* begin Task material *

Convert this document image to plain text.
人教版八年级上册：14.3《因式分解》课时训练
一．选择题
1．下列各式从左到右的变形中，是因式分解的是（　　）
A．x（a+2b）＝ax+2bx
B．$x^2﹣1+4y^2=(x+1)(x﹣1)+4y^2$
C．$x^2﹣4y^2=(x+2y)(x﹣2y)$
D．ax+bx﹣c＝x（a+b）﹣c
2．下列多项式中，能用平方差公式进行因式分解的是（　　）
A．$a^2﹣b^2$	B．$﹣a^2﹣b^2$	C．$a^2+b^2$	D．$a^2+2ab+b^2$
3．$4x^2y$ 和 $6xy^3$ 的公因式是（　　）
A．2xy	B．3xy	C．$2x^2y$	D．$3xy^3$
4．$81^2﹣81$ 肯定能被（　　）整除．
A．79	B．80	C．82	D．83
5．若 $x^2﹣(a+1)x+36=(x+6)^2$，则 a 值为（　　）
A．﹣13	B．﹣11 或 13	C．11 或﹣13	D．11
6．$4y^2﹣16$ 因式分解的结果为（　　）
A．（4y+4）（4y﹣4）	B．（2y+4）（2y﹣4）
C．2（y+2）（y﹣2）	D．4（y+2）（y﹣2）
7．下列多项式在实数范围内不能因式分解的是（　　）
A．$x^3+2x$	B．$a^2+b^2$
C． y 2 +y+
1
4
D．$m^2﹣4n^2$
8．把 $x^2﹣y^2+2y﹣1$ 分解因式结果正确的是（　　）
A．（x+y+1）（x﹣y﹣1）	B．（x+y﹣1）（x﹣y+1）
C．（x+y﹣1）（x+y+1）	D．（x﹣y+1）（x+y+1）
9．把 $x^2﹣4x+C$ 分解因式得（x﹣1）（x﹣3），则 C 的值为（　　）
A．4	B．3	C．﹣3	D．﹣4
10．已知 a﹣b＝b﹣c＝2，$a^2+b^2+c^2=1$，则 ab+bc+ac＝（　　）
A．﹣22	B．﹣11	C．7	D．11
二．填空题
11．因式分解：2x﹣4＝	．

* end Task material *

## Directions
Please quote every record above exactly as it appears.

## Full answer
Convert this document image to plain text.
人教版八年级上册：14.3《因式分解》课时训练
一．选择题
1．下列各式从左到右的变形中，是因式分解的是（　　）
A．x（a+2b）＝ax+2bx
B．$x^2﹣1+4y^2=(x+1)(x﹣1)+4y^2$
C．$x^2﹣4y^2=(x+2y)(x﹣2y)$
D．ax+bx﹣c＝x（a+b）﹣c
2．下列多项式中，能用平方差公式进行因式分解的是（　　）
A．$a^2﹣b^2$	B．$﹣a^2﹣b^2$	C．$a^2+b^2$	D．$a^2+2ab+b^2$
3．$4x^2y$ 和 $6xy^3$ 的公因式是（　　）
A．2xy	B．3xy	C．$2x^2y$	D．$3xy^3$
4．$81^2﹣81$ 肯定能被（　　）整除．
A．79	B．80	C．82	D．83
5．若 $x^2﹣(a+1)x+36=(x+6)^2$，则 a 值为（　　）
A．﹣13	B．﹣11 或 13	C．11 或﹣13	D．11
6．$4y^2﹣16$ 因式分解的结果为（　　）
A．（4y+4）（4y﹣4）	B．（2y+4）（2y﹣4）
C．2（y+2）（y﹣2）	D．4（y+2）（y﹣2）
7．下列多项式在实数范围内不能因式分解的是（　　）
A．$x^3+2x$	B．$a^2+b^2$
C． y 2 +y+
1
4
D．$m^2﹣4n^2$
8．把 $x^2﹣y^2+2y﹣1$ 分解因式结果正确的是（　　）
A．（x+y+1）（x﹣y﹣1）	B．（x+y﹣1）（x﹣y+1）
C．（x+y﹣1）（x+y+1）	D．（x﹣y+1）（x+y+1）
9．把 $x^2﹣4x+C$ 分解因式得（x﹣1）（x﹣3），则 C 的值为（　　）
A．4	B．3	C．﹣3	D．﹣4
10．已知 a﹣b＝b﹣c＝2，$a^2+b^2+c^2=1$，则 ab+bc+ac＝（　　）
A．﹣22	B．﹣11	C．7	D．11
二．填空题
11．因式分解：2x﹣4＝	．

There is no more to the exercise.